* _Aim of the task_:
Copy out each line of the listing that has the word "issues" in it.
-- begin Dataset content --
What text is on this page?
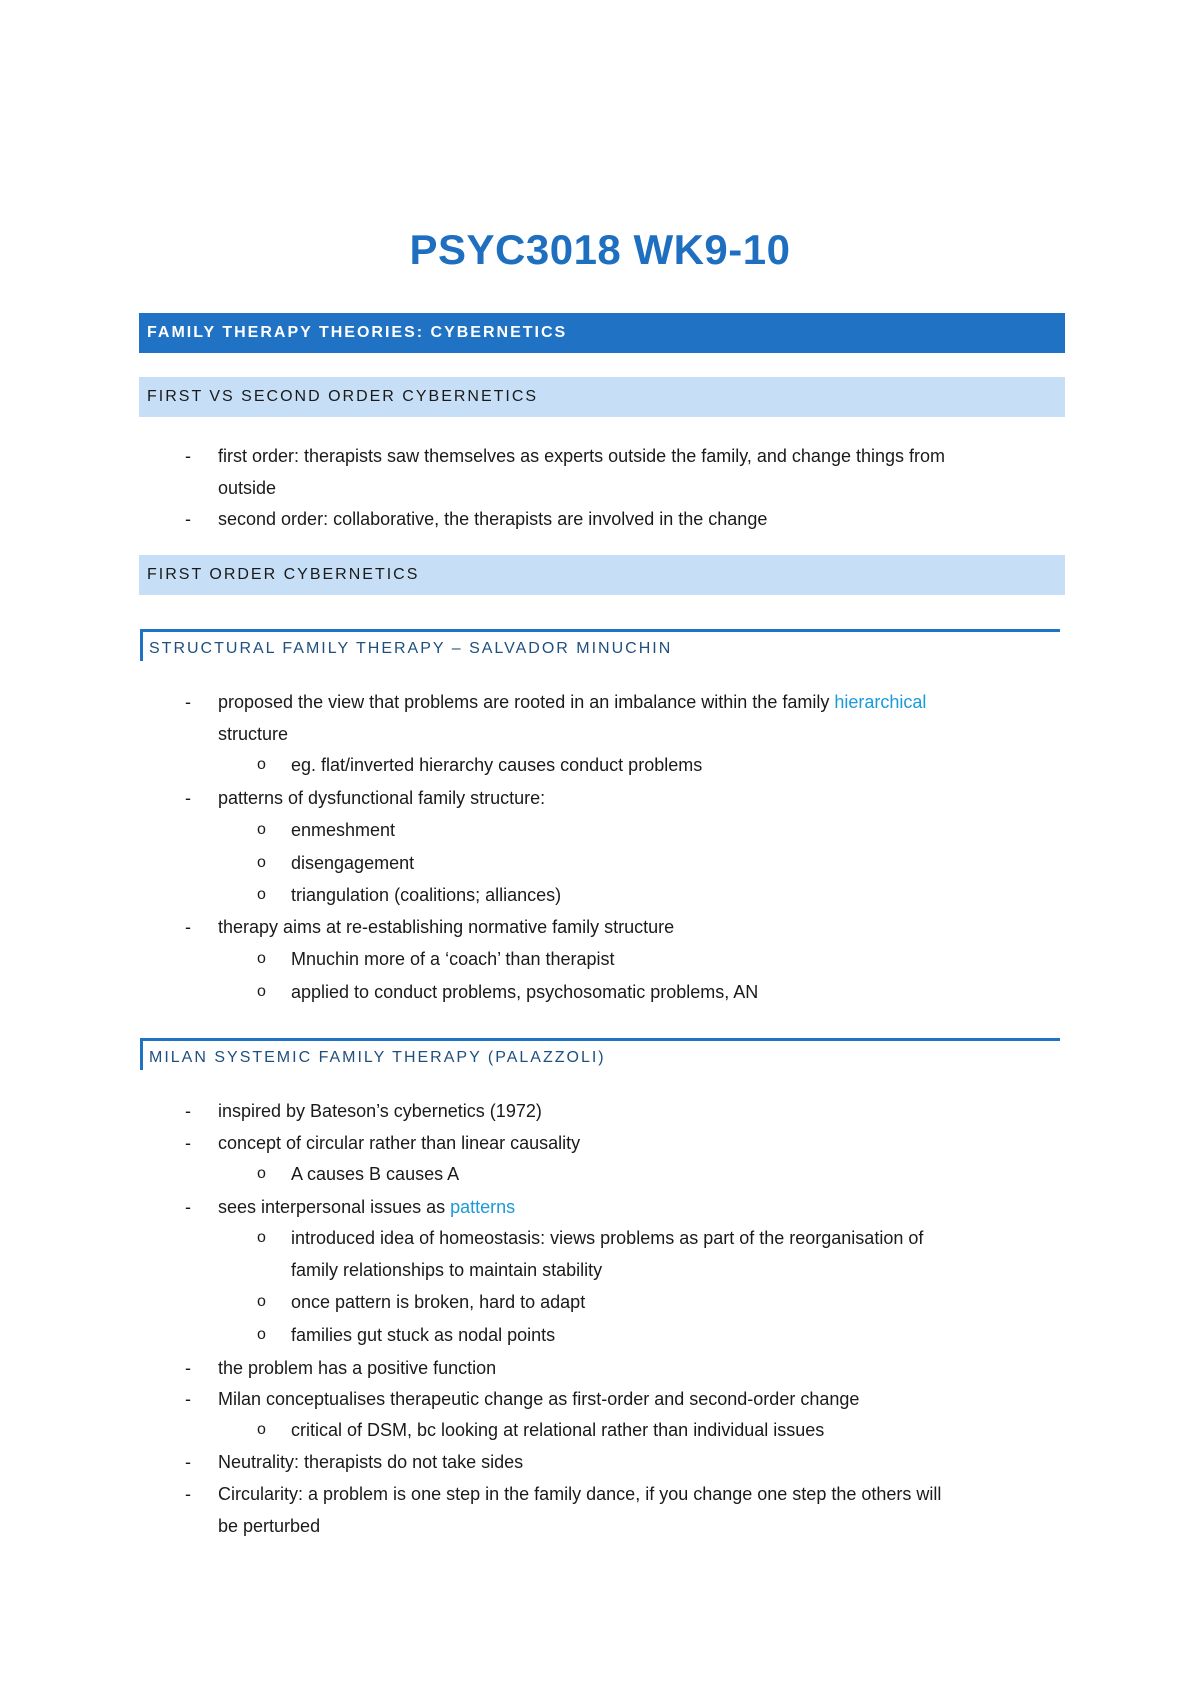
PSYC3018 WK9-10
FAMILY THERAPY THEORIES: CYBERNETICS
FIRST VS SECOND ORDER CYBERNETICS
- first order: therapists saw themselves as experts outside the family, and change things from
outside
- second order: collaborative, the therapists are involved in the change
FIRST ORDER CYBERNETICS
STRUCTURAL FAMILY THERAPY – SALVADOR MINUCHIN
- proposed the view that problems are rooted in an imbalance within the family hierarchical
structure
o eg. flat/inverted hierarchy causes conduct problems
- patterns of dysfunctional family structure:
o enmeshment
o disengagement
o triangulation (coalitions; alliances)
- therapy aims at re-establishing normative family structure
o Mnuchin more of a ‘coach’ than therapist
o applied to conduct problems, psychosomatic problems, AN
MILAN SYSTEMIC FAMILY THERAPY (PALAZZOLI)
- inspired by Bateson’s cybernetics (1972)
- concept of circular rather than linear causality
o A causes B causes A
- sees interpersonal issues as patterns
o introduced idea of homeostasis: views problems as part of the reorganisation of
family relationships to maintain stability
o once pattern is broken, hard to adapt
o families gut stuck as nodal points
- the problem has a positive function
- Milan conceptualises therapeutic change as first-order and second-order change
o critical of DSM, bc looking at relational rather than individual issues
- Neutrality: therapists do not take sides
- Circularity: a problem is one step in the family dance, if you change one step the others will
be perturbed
-- end Dataset content --
* _Answer in full_:
- sees interpersonal issues as patterns
o critical of DSM, bc looking at relational rather than individual issues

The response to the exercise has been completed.